TASK BRIEF = Gather each line of the records where "Consumer" appears.

RECORDS FOR THE EXERCISE =
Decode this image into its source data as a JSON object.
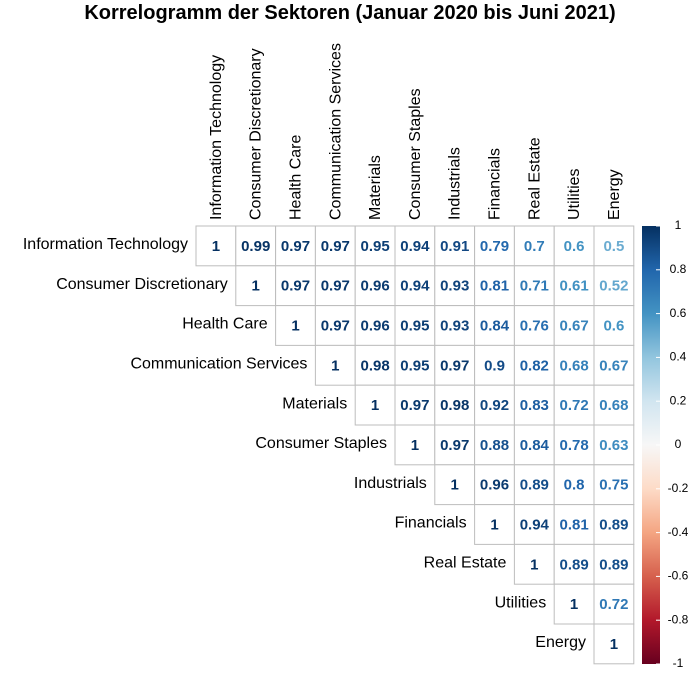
{
  "chart_data": {
    "type": "heatmap",
    "title": "Korrelogramm der Sektoren (Januar 2020 bis Juni 2021)",
    "variables": [
      "Information Technology",
      "Consumer Discretionary",
      "Health Care",
      "Communication Services",
      "Materials",
      "Consumer Staples",
      "Industrials",
      "Financials",
      "Real Estate",
      "Utilities",
      "Energy"
    ],
    "matrix_upper": [
      [
        1,
        0.99,
        0.97,
        0.97,
        0.95,
        0.94,
        0.91,
        0.79,
        0.7,
        0.6,
        0.5
      ],
      [
        1,
        0.97,
        0.97,
        0.96,
        0.94,
        0.93,
        0.81,
        0.71,
        0.61,
        0.52
      ],
      [
        1,
        0.97,
        0.96,
        0.95,
        0.93,
        0.84,
        0.76,
        0.67,
        0.6
      ],
      [
        1,
        0.98,
        0.95,
        0.97,
        0.9,
        0.82,
        0.68,
        0.67
      ],
      [
        1,
        0.97,
        0.98,
        0.92,
        0.83,
        0.72,
        0.68
      ],
      [
        1,
        0.97,
        0.88,
        0.84,
        0.78,
        0.63
      ],
      [
        1,
        0.96,
        0.89,
        0.8,
        0.75
      ],
      [
        1,
        0.94,
        0.81,
        0.89
      ],
      [
        1,
        0.89,
        0.89
      ],
      [
        1,
        0.72
      ],
      [
        1
      ]
    ],
    "colorbar": {
      "range": [
        -1,
        1
      ],
      "ticks": [
        1,
        0.8,
        0.6,
        0.4,
        0.2,
        0,
        -0.2,
        -0.4,
        -0.6,
        -0.8,
        -1
      ],
      "tick_labels": [
        "1",
        "0.8",
        "0.6",
        "0.4",
        "0.2",
        "0",
        "-0.2",
        "-0.4",
        "-0.6",
        "-0.8",
        "-1"
      ],
      "colors_top_to_bottom": [
        "#053061",
        "#2166ac",
        "#4393c3",
        "#92c5de",
        "#d1e5f0",
        "#f7f7f7",
        "#fddbc7",
        "#f4a582",
        "#d6604d",
        "#b2182b",
        "#67001f"
      ]
    }
  }
}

EXERCISE OUTPUT =
      "Consumer Discretionary",
      "Consumer Staples",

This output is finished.